### [WHAT IS NEEDED]
Copy out the entries below in full and exactly.

[Data entries]
--- Begin ---

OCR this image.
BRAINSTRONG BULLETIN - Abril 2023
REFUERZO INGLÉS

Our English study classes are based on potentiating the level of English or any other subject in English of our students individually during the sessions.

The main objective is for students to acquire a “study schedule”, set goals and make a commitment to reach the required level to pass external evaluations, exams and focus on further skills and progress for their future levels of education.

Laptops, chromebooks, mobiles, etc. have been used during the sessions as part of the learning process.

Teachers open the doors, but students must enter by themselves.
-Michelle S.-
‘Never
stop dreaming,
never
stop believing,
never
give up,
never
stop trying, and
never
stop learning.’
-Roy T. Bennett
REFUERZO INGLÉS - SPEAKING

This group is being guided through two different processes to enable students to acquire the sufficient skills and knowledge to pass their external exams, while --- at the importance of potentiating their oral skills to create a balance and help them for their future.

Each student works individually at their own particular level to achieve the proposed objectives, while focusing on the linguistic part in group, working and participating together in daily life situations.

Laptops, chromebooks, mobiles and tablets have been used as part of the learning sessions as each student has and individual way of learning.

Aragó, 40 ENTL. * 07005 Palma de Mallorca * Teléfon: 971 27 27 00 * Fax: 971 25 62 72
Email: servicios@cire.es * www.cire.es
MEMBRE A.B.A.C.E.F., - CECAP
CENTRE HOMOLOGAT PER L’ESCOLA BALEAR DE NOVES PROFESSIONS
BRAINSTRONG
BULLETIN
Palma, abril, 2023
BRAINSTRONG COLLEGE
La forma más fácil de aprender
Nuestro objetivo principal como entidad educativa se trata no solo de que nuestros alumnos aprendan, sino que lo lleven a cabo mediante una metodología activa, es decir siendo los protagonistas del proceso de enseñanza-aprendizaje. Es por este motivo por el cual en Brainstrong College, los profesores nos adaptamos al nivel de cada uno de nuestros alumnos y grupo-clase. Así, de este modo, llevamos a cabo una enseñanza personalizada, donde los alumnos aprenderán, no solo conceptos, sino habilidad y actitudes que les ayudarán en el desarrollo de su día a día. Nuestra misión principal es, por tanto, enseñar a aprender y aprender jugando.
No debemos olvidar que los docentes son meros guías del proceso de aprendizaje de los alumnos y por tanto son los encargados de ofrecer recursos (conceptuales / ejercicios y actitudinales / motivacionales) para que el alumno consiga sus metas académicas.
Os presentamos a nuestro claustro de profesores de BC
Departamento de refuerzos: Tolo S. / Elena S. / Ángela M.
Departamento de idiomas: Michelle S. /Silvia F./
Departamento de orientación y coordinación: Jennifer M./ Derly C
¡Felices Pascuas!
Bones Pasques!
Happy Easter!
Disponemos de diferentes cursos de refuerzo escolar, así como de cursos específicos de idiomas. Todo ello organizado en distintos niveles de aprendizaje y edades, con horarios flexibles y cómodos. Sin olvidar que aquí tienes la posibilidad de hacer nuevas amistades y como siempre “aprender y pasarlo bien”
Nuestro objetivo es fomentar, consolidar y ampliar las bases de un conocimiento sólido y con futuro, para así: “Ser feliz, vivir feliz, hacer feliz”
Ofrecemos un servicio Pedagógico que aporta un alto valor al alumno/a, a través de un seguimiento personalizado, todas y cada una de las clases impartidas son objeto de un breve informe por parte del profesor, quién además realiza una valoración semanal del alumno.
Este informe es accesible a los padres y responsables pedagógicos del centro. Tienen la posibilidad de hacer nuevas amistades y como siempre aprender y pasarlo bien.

--- End ---

### [EXERCISE SOLUTION]
OCR this image.
BRAINSTRONG BULLETIN - Abril 2023
REFUERZO INGLÉS

Our English study classes are based on potentiating the level of English or any other subject in English of our students individually during the sessions.

The main objective is for students to acquire a “study schedule”, set goals and make a commitment to reach the required level to pass external evaluations, exams and focus on further skills and progress for their future levels of education.

Laptops, chromebooks, mobiles, etc. have been used during the sessions as part of the learning process.

Teachers open the doors, but students must enter by themselves.
-Michelle S.-
‘Never
stop dreaming,
never
stop believing,
never
give up,
never
stop trying, and
never
stop learning.’
-Roy T. Bennett
REFUERZO INGLÉS - SPEAKING

This group is being guided through two different processes to enable students to acquire the sufficient skills and knowledge to pass their external exams, while --- at the importance of potentiating their oral skills to create a balance and help them for their future.

Each student works individually at their own particular level to achieve the proposed objectives, while focusing on the linguistic part in group, working and participating together in daily life situations.

Laptops, chromebooks, mobiles and tablets have been used as part of the learning sessions as each student has and individual way of learning.

Aragó, 40 ENTL. * 07005 Palma de Mallorca * Teléfon: 971 27 27 00 * Fax: 971 25 62 72
Email: servicios@cire.es * www.cire.es
MEMBRE A.B.A.C.E.F., - CECAP
CENTRE HOMOLOGAT PER L’ESCOLA BALEAR DE NOVES PROFESSIONS
BRAINSTRONG
BULLETIN
Palma, abril, 2023
BRAINSTRONG COLLEGE
La forma más fácil de aprender
Nuestro objetivo principal como entidad educativa se trata no solo de que nuestros alumnos aprendan, sino que lo lleven a cabo mediante una metodología activa, es decir siendo los protagonistas del proceso de enseñanza-aprendizaje. Es por este motivo por el cual en Brainstrong College, los profesores nos adaptamos al nivel de cada uno de nuestros alumnos y grupo-clase. Así, de este modo, llevamos a cabo una enseñanza personalizada, donde los alumnos aprenderán, no solo conceptos, sino habilidad y actitudes que les ayudarán en el desarrollo de su día a día. Nuestra misión principal es, por tanto, enseñar a aprender y aprender jugando.
No debemos olvidar que los docentes son meros guías del proceso de aprendizaje de los alumnos y por tanto son los encargados de ofrecer recursos (conceptuales / ejercicios y actitudinales / motivacionales) para que el alumno consiga sus metas académicas.
Os presentamos a nuestro claustro de profesores de BC
Departamento de refuerzos: Tolo S. / Elena S. / Ángela M.
Departamento de idiomas: Michelle S. /Silvia F./
Departamento de orientación y coordinación: Jennifer M./ Derly C
¡Felices Pascuas!
Bones Pasques!
Happy Easter!
Disponemos de diferentes cursos de refuerzo escolar, así como de cursos específicos de idiomas. Todo ello organizado en distintos niveles de aprendizaje y edades, con horarios flexibles y cómodos. Sin olvidar que aquí tienes la posibilidad de hacer nuevas amistades y como siempre “aprender y pasarlo bien”
Nuestro objetivo es fomentar, consolidar y ampliar las bases de un conocimiento sólido y con futuro, para así: “Ser feliz, vivir feliz, hacer feliz”
Ofrecemos un servicio Pedagógico que aporta un alto valor al alumno/a, a través de un seguimiento personalizado, todas y cada una de las clases impartidas son objeto de un breve informe por parte del profesor, quién además realiza una valoración semanal del alumno.
Este informe es accesible a los padres y responsables pedagógicos del centro. Tienen la posibilidad de hacer nuevas amistades y como siempre aprender y pasarlo bien.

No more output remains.